→ INSTRUCTION:
Keep only the lines of the listing that include the word "title", and copy them.
★ ★ ★ ★
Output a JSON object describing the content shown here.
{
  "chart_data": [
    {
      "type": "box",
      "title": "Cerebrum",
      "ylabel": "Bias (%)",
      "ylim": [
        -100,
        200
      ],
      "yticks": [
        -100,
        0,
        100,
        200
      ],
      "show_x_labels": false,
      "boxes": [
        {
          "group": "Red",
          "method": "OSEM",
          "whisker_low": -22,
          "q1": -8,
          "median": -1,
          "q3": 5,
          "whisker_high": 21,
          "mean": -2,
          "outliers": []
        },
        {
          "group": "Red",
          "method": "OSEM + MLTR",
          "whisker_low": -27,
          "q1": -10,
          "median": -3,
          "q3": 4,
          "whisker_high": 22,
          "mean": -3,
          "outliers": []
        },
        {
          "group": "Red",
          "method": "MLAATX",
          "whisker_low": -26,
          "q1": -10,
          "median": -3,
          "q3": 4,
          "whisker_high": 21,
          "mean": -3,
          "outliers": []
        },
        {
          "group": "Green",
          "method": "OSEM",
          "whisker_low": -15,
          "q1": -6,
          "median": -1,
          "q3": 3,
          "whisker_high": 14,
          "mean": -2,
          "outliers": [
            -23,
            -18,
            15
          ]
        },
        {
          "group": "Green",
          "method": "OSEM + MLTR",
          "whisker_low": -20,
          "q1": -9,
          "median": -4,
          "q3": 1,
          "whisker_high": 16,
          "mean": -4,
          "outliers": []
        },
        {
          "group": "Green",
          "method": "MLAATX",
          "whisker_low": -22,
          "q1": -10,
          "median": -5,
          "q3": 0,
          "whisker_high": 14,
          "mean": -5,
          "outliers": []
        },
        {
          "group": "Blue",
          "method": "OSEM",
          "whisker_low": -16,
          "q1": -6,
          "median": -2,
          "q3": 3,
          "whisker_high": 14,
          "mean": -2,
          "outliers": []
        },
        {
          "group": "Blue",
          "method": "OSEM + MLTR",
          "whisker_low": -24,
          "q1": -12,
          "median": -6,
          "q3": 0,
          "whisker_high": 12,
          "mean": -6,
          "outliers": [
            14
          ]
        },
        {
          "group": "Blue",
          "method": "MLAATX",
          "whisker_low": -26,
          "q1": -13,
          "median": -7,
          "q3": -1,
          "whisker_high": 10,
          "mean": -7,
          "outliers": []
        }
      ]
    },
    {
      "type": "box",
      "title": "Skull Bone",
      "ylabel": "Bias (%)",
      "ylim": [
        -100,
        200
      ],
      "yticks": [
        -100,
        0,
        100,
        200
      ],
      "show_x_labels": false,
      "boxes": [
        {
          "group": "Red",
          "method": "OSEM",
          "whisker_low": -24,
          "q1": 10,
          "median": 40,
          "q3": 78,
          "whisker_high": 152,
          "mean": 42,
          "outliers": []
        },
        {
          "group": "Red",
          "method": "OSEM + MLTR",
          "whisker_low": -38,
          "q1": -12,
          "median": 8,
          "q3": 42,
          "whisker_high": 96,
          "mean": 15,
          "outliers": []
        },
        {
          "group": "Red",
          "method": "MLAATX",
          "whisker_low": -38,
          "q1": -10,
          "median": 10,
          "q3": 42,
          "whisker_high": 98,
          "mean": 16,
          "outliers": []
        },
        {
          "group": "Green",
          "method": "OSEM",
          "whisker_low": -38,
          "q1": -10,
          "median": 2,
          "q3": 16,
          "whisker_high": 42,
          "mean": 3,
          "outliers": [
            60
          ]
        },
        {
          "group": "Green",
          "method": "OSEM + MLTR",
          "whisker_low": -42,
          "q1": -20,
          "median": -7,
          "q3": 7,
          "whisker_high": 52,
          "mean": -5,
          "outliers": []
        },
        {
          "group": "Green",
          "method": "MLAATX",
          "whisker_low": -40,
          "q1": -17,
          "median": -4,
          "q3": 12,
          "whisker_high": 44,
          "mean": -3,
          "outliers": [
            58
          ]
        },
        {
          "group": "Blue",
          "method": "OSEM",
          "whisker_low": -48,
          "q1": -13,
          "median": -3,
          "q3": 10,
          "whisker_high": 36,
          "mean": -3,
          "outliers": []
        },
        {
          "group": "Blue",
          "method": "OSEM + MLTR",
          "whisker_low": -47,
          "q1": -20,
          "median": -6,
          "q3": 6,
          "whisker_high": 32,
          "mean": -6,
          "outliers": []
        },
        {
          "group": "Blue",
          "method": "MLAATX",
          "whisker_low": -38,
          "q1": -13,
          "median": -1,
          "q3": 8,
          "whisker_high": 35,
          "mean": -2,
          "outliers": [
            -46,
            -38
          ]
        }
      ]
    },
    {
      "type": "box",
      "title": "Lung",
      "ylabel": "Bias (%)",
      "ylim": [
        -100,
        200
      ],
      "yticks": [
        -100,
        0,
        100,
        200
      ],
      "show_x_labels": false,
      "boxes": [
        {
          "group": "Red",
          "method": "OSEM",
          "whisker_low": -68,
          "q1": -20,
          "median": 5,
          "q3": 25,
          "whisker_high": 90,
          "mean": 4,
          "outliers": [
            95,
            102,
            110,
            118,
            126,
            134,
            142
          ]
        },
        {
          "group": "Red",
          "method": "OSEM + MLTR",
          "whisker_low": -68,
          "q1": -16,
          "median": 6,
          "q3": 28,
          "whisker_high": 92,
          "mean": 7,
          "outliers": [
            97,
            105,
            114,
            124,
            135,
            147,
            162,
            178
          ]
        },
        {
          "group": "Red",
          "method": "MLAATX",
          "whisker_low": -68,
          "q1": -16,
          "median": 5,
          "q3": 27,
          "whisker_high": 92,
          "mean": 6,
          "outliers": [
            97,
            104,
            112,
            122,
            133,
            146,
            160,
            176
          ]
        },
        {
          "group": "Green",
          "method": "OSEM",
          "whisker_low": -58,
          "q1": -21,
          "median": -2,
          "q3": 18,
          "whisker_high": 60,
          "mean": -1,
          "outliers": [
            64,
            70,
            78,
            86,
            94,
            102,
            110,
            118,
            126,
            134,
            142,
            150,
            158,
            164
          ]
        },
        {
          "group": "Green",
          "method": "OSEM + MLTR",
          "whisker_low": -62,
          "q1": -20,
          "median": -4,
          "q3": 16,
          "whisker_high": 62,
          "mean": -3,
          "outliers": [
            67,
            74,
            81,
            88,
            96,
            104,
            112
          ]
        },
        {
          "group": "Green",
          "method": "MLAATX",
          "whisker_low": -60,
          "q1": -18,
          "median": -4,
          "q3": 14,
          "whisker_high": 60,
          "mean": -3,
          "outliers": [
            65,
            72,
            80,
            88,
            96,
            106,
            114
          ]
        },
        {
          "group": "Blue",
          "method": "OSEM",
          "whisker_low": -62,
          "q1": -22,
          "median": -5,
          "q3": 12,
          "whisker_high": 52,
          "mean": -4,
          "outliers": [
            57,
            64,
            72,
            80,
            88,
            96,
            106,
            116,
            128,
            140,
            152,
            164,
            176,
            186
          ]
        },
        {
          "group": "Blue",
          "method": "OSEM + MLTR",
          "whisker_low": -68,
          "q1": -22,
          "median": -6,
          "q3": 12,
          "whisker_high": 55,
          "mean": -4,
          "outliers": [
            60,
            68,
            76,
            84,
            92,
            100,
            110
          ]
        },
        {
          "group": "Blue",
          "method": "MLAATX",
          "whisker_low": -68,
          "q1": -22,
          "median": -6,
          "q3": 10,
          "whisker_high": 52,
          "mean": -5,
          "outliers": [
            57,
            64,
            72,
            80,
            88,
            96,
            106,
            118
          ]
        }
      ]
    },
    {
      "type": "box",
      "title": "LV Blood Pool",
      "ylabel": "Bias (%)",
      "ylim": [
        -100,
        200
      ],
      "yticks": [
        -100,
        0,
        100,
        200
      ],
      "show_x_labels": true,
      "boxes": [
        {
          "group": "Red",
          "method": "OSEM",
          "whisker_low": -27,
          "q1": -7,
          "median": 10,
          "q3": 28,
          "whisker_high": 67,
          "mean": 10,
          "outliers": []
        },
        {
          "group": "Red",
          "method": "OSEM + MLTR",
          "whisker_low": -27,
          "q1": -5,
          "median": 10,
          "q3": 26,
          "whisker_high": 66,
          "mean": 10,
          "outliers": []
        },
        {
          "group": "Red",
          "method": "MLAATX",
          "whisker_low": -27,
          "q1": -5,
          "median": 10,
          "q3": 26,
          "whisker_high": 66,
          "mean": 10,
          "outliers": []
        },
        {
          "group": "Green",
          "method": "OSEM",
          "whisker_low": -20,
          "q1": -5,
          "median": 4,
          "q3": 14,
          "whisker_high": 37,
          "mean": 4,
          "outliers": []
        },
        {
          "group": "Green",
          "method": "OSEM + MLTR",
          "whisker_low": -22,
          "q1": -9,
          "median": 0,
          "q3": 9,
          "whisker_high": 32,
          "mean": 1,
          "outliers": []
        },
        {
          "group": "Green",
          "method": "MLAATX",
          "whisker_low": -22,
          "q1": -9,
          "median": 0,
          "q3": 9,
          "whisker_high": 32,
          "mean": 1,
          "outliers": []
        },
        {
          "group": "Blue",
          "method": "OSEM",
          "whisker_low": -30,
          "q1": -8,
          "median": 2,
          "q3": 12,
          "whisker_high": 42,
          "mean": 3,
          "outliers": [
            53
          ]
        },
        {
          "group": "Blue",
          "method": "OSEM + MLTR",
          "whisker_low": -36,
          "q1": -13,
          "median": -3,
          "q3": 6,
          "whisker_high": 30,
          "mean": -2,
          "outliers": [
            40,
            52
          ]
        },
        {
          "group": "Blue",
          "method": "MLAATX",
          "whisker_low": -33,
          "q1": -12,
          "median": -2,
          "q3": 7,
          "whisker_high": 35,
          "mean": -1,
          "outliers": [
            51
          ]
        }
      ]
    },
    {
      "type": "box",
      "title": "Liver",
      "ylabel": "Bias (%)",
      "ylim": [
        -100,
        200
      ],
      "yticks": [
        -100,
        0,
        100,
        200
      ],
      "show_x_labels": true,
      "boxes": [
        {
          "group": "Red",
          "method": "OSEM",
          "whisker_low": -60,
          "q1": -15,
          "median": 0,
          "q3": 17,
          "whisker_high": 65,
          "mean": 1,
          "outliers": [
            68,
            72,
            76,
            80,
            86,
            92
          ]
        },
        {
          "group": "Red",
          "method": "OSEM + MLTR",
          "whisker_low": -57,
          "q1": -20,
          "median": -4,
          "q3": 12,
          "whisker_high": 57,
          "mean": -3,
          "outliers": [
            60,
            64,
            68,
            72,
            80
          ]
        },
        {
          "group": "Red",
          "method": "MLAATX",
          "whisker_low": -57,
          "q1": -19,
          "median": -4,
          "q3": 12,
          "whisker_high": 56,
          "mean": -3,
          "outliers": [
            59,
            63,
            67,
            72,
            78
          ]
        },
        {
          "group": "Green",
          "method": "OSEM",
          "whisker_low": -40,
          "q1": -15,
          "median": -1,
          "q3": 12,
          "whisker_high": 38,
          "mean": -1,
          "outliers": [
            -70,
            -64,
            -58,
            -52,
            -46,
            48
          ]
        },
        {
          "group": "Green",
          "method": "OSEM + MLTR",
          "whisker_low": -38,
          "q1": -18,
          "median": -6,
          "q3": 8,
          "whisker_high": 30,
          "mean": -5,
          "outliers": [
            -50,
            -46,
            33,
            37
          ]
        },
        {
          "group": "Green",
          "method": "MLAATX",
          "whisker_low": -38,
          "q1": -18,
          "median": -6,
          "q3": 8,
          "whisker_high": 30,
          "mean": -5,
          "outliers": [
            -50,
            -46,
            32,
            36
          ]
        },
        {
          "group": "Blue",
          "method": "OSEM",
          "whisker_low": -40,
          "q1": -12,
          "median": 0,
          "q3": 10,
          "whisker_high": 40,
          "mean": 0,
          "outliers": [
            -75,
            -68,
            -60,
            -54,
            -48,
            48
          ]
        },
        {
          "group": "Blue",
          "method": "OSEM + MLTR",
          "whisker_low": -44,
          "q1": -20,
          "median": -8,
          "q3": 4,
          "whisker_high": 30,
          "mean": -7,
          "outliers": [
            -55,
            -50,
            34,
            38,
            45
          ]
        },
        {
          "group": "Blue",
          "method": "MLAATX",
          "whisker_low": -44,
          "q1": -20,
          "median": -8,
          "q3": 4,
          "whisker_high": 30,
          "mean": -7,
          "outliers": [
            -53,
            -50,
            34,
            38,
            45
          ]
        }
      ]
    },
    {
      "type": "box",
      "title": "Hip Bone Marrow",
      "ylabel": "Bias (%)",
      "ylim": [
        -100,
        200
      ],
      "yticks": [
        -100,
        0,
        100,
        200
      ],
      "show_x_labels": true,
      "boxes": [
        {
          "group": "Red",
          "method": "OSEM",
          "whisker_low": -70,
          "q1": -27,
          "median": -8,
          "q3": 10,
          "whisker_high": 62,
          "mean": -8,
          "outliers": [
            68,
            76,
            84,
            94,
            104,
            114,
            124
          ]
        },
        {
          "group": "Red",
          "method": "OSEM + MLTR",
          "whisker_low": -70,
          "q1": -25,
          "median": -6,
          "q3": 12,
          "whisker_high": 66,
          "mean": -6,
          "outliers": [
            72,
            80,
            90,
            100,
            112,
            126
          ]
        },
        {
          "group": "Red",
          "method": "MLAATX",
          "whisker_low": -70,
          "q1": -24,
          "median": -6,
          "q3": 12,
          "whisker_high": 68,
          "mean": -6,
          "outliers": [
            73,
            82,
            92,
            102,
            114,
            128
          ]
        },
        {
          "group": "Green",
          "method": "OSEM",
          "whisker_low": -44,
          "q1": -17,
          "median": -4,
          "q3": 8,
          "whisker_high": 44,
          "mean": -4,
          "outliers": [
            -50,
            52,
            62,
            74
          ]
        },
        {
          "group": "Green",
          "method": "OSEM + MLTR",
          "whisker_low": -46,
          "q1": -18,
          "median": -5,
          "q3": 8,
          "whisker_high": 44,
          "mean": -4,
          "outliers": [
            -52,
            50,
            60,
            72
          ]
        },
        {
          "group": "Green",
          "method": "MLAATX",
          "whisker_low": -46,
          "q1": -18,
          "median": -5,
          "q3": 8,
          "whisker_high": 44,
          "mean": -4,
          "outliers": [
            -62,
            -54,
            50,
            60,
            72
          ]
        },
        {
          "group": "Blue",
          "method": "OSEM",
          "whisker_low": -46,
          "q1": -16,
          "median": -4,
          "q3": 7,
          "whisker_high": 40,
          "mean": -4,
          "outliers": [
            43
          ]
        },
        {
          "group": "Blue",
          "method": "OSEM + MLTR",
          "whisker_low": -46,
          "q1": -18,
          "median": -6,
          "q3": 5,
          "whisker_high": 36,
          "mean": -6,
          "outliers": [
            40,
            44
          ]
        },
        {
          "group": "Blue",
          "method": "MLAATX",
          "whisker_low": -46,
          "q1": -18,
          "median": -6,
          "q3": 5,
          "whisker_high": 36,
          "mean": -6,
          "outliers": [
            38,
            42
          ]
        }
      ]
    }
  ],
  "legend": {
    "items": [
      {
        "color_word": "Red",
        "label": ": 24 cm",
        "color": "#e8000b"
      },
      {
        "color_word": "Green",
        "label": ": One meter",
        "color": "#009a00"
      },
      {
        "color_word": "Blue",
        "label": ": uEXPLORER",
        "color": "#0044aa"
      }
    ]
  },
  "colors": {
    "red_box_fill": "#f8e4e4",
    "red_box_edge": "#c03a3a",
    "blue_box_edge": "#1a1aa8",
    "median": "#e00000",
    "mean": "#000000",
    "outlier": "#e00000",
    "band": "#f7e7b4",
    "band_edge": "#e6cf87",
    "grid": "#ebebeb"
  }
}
★ ★ ★ ★
→ TASK OUTPUT:
      "title": "Cerebrum",
      "title": "Skull Bone",
      "title": "Lung",
      "title": "LV Blood Pool",
      "title": "Liver",
      "title": "Hip Bone Marrow",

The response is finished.